- [WRITTEN EXERCISE 1]:
Restate the passage on the judge's ruling in the Willis case word for word, in its entirety.
-- START EXCERPTED TEXT --
Defence lawyers wanted McAfee to use an appearance of impropriety alone as grounds to dismiss Willis. But McAfee applied a different standard, that there was an actual conflict of interest, which was harder for defence lawyers to meet.

McAfee concluded the defence didn’t present sufficient evidence to prove that Willis has benefited financially from the case and her relationship with Wade. He also ruled that Wade’s removal would clear up the appearance of impropriety.

But, the judge added: “This finding is by no means an indication that the Court condones this tremendous lapse in judgment.”

In August 2023, Trump and 18 co-defendants were indicted on racketeering charges alleging they engaged in a criminal conspiracy to subvert the 2020 presidential election. All defendants pleaded not guilty; four since have taken plea deals.

Steve Sadow, Trump’s lead counsel in the Georgia case, said Friday his legal team would use all legal options available to get the case dismissed. Trump’s campaign sent a fundraising email to supporters shortly after the ruling became public, asking for their support to “end the witch hunt.” It wasn’t immediately clear if Roman would seek to appeal McAfee’s decision. “This opinion is a vindication that everything put forth by the defence was true, accurate and relevant,” Merchant, Roman’s lawyer, told the Journal before Wade’s resignation. “The judge clearly agreed with the defence that the actions of Willis are a result of her poor judgment and that there is a risk to the future of this case if she doesn’t quickly work to cure her conflict.” While Friday’s ruling represented a reprieve from the immediate threat of disqualification for Willis, “her troubles are far from over,” said Clark Cunningham, a Georgia State College of Law professor who has been following the case.

Cunningham said that because Roman and others could appeal McAfee’s motion, “the risk of her removal and resulting disqualification of her entire office still looms.”

Any appeal would further delay setting a trial date in the case. Some Willis allies had suggested for weeks Wade should step away from the case.
-- END EXCERPTED TEXT --
-- START MATERIAL SHOWN --
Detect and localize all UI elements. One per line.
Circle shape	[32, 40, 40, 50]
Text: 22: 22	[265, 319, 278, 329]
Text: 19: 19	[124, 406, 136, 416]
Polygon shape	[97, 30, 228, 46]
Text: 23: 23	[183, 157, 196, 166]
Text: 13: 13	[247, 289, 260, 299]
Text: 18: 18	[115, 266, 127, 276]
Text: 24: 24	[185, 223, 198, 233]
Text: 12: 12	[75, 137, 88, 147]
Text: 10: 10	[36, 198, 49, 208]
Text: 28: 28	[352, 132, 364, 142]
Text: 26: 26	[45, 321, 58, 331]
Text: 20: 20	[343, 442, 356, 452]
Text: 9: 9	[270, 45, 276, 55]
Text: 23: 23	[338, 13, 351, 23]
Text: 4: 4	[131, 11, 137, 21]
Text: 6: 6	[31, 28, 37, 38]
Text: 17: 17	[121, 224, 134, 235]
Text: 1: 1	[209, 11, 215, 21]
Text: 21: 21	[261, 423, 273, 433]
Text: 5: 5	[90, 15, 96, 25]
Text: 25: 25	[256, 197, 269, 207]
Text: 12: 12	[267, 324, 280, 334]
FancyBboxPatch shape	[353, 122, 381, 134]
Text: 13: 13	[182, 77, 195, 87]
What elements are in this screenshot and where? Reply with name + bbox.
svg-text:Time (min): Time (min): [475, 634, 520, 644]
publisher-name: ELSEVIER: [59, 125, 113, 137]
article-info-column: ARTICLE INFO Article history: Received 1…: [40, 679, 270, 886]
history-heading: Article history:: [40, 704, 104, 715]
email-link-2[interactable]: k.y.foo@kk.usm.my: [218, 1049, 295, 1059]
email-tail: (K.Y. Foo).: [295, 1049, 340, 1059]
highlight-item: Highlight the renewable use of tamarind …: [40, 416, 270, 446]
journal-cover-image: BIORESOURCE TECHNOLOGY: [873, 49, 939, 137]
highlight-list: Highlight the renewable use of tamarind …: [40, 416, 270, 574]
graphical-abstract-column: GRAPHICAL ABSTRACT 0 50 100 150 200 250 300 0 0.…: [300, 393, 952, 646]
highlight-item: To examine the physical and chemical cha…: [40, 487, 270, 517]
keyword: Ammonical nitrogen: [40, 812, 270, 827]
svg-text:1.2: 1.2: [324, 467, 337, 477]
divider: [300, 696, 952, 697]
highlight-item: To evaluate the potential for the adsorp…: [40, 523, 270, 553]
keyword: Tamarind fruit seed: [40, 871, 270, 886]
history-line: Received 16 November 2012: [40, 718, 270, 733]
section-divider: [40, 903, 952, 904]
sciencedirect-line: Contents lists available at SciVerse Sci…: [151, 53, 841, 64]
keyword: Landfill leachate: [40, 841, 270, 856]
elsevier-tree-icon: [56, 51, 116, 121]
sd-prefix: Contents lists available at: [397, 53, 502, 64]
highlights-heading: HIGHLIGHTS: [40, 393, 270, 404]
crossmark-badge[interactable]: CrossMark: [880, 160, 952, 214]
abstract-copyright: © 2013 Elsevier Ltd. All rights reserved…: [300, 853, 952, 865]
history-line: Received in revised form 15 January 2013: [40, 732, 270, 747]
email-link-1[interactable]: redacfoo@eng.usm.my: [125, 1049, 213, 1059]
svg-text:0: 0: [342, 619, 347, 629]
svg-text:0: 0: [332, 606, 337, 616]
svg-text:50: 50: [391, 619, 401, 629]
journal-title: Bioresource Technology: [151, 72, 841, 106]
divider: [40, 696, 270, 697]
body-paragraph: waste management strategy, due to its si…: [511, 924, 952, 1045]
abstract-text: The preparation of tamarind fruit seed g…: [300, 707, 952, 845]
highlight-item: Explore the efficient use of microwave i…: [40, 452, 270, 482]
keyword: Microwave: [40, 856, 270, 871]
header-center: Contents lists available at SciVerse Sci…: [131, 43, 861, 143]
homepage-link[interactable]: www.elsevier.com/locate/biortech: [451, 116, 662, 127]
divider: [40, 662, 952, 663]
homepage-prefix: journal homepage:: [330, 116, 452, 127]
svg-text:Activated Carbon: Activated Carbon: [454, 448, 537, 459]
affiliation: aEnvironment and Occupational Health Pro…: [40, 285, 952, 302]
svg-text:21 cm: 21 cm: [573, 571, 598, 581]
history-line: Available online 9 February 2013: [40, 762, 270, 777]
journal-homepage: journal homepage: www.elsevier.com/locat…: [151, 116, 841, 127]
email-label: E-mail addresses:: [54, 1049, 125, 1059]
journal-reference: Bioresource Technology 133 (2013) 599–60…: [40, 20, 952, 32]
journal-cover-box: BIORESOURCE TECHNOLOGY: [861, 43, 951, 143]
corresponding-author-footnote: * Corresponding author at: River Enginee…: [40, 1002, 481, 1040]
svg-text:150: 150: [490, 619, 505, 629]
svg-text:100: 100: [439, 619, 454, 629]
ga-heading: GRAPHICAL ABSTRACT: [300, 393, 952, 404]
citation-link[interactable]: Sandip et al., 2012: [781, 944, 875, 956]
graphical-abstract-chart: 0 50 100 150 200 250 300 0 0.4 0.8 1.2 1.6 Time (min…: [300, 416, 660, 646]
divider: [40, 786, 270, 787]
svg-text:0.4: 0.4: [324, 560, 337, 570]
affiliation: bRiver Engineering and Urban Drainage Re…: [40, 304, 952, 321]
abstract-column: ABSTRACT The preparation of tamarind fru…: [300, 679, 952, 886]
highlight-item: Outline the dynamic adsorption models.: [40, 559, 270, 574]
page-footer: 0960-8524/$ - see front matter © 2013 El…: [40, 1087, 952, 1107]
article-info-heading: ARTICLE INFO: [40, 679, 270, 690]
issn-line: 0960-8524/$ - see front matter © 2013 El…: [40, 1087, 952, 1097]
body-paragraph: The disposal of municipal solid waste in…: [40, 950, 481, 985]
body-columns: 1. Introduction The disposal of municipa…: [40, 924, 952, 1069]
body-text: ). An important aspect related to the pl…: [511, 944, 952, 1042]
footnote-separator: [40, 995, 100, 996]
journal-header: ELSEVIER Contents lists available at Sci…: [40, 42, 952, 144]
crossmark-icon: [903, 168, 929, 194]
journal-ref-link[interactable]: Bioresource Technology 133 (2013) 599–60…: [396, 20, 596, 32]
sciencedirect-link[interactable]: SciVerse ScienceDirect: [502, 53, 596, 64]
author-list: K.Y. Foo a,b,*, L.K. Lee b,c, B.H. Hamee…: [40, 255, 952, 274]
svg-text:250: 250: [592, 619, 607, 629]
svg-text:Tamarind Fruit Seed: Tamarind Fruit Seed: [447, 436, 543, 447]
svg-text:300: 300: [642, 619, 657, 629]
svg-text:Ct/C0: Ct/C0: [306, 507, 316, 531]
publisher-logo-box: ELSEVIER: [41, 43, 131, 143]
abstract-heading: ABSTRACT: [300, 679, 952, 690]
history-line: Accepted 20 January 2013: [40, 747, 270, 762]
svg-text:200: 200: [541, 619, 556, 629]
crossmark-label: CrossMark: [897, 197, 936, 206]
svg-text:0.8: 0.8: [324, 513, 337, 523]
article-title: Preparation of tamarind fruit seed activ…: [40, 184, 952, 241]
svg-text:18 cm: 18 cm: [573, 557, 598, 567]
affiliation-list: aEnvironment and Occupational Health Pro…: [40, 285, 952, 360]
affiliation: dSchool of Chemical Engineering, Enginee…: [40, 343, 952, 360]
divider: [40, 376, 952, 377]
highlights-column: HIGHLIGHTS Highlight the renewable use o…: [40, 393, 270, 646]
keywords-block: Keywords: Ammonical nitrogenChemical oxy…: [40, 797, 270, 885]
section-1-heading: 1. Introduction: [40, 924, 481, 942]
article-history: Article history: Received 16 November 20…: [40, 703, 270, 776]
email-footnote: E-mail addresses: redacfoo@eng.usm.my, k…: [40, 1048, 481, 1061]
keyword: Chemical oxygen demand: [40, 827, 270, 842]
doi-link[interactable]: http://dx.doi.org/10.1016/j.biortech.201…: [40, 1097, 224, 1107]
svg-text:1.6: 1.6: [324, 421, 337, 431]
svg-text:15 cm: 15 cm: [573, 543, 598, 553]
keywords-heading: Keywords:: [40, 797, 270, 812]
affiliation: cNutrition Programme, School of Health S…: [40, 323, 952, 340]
-- END MATERIAL SHOWN --
- [WRITTEN EXERCISE 2]:
Quote the listing verbatim: begin at its first line and stop after the line that contains "442, 356, 452]", including both of those lines.

- [FULL OUTPUT 1]:
Defence lawyers wanted McAfee to use an appearance of impropriety alone as grounds to dismiss Willis. But McAfee applied a different standard, that there was an actual conflict of interest, which was harder for defence lawyers to meet.

McAfee concluded the defence didn’t present sufficient evidence to prove that Willis has benefited financially from the case and her relationship with Wade. He also ruled that Wade’s removal would clear up the appearance of impropriety.

But, the judge added: “This finding is by no means an indication that the Court condones this tremendous lapse in judgment.”

In August 2023, Trump and 18 co-defendants were indicted on racketeering charges alleging they engaged in a criminal conspiracy to subvert the 2020 presidential election. All defendants pleaded not guilty; four since have taken plea deals.

Steve Sadow, Trump’s lead counsel in the Georgia case, said Friday his legal team would use all legal options available to get the case dismissed. Trump’s campaign sent a fundraising email to supporters shortly after the ruling became public, asking for their support to “end the witch hunt.” It wasn’t immediately clear if Roman would seek to appeal McAfee’s decision. “This opinion is a vindication that everything put forth by the defence was true, accurate and relevant,” Merchant, Roman’s lawyer, told the Journal before Wade’s resignation. “The judge clearly agreed with the defence that the actions of Willis are a result of her poor judgment and that there is a risk to the future of this case if she doesn’t quickly work to cure her conflict.” While Friday’s ruling represented a reprieve from the immediate threat of disqualification for Willis, “her troubles are far from over,” said Clark Cunningham, a Georgia State College of Law professor who has been following the case.

Cunningham said that because Roman and others could appeal McAfee’s motion, “the risk of her removal and resulting disqualification of her entire office still looms.”

Any appeal would further delay setting a trial date in the case. Some Willis allies had suggested for weeks Wade should step away from the case.

- [FULL OUTPUT 2]:
Detect and localize all UI elements. One per line.
Circle shape	[32, 40, 40, 50]
Text: 22: 22	[265, 319, 278, 329]
Text: 19: 19	[124, 406, 136, 416]
Polygon shape	[97, 30, 228, 46]
Text: 23: 23	[183, 157, 196, 166]
Text: 13: 13	[247, 289, 260, 299]
Text: 18: 18	[115, 266, 127, 276]
Text: 24: 24	[185, 223, 198, 233]
Text: 12: 12	[75, 137, 88, 147]
Text: 10: 10	[36, 198, 49, 208]
Text: 28: 28	[352, 132, 364, 142]
Text: 26: 26	[45, 321, 58, 331]
Text: 20: 20	[343, 442, 356, 452]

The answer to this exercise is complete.